**What you should do**
Note each line where "الأصوات" appears, and copy it.

## begin

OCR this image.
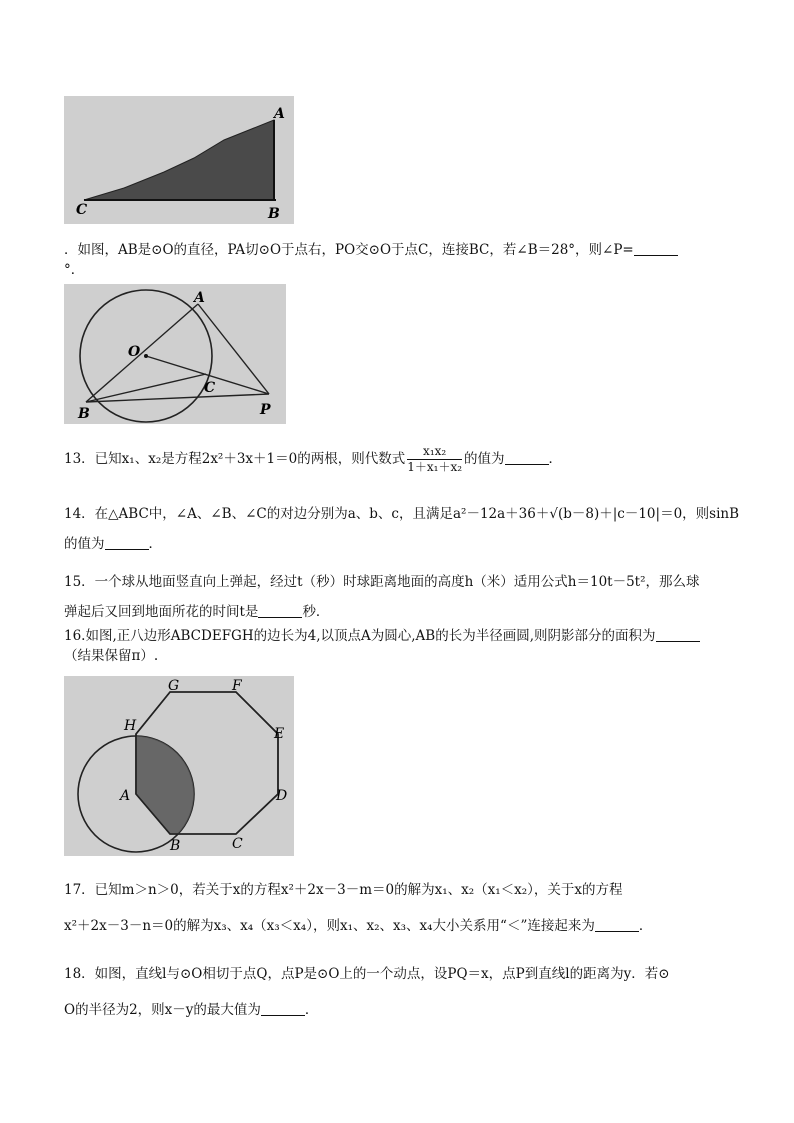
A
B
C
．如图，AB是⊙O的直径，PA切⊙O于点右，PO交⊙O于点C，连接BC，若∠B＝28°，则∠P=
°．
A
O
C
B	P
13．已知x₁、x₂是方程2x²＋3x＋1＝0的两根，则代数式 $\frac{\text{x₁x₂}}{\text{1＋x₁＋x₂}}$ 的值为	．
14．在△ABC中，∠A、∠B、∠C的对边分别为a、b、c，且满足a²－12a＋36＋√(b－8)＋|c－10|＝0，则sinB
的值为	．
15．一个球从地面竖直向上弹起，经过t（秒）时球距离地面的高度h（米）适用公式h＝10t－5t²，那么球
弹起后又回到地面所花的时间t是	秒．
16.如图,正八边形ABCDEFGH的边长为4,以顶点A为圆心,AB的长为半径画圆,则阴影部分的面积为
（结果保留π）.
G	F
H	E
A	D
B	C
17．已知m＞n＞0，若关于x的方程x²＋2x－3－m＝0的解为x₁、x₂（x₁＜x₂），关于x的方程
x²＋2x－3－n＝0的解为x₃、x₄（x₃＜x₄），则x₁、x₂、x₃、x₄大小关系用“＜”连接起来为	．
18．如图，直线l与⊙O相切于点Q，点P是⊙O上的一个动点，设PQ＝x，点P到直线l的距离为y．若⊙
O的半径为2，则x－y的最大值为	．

## end
## begin

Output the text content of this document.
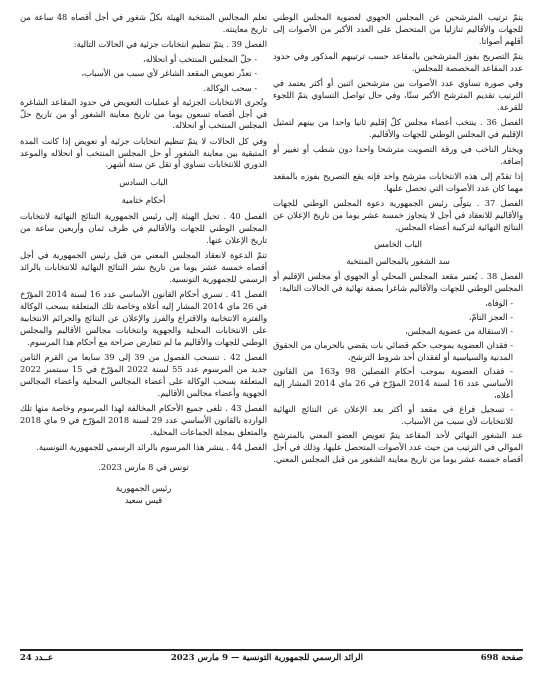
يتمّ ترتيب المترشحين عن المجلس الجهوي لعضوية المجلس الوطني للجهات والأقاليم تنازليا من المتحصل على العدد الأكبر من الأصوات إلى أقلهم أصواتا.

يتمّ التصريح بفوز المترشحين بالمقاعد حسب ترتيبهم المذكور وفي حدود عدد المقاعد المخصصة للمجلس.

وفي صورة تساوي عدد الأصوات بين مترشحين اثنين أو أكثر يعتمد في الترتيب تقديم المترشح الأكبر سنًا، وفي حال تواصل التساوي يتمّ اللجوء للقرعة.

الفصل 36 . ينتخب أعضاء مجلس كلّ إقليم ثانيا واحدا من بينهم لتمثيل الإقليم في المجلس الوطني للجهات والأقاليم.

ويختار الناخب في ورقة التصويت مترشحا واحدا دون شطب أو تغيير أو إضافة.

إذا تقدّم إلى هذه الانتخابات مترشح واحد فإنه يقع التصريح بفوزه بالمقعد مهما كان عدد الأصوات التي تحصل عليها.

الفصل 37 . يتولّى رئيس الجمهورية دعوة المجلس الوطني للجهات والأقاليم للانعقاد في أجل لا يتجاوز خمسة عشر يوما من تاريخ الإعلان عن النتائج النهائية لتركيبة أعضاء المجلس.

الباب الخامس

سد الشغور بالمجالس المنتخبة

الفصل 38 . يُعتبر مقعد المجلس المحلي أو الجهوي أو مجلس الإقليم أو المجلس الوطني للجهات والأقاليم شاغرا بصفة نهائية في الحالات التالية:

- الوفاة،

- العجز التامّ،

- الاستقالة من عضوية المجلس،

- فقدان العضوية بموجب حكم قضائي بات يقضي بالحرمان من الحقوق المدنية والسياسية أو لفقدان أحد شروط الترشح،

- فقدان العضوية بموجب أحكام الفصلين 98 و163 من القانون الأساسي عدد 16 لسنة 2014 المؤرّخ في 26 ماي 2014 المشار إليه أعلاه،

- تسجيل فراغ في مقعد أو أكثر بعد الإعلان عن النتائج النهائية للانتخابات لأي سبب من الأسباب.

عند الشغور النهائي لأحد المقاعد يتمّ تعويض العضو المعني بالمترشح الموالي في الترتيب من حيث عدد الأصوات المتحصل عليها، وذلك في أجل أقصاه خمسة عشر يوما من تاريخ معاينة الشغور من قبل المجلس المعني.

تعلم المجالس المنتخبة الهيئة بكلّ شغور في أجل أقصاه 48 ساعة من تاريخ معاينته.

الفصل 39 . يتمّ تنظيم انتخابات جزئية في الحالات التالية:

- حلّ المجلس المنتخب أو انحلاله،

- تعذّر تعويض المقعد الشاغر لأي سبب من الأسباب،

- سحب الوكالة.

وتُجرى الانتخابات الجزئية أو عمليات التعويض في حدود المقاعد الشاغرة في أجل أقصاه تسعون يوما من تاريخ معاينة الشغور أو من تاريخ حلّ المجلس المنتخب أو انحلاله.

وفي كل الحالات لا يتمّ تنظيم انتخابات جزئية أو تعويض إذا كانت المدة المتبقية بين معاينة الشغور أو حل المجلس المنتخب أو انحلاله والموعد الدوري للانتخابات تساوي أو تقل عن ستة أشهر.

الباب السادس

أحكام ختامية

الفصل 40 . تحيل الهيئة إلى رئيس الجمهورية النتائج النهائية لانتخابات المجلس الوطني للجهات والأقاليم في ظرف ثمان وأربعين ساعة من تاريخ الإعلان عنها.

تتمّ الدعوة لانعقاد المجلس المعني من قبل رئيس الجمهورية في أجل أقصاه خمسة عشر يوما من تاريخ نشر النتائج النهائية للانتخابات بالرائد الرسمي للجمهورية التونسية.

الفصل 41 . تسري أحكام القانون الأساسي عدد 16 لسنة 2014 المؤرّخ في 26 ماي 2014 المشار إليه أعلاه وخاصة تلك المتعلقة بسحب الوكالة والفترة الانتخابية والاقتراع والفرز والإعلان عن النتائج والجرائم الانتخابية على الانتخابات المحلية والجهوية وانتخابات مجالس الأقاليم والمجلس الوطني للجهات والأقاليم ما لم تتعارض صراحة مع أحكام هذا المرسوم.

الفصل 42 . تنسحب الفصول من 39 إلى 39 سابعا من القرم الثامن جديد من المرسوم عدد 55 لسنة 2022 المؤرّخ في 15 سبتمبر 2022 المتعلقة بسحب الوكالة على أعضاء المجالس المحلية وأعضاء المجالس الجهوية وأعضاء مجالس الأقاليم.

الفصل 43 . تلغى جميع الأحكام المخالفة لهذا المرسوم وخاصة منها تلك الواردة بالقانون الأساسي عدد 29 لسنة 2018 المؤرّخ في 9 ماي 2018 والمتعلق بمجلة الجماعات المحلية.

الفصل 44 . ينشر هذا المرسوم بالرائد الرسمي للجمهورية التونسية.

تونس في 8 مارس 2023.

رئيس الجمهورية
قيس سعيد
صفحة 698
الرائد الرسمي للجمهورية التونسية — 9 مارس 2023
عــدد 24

## end

**Finished task**
يتمّ ترتيب المترشحين عن المجلس الجهوي لعضوية المجلس الوطني للجهات والأقاليم تنازليا من المتحصل على العدد الأكبر من الأصوات إلى أقلهم أصواتا.
وفي صورة تساوي عدد الأصوات بين مترشحين اثنين أو أكثر يعتمد في الترتيب تقديم المترشح الأكبر سنًا، وفي حال تواصل التساوي يتمّ اللجوء للقرعة.
إذا تقدّم إلى هذه الانتخابات مترشح واحد فإنه يقع التصريح بفوزه بالمقعد مهما كان عدد الأصوات التي تحصل عليها.
عند الشغور النهائي لأحد المقاعد يتمّ تعويض العضو المعني بالمترشح الموالي في الترتيب من حيث عدد الأصوات المتحصل عليها، وذلك في أجل أقصاه خمسة عشر يوما من تاريخ معاينة الشغور من قبل المجلس المعني.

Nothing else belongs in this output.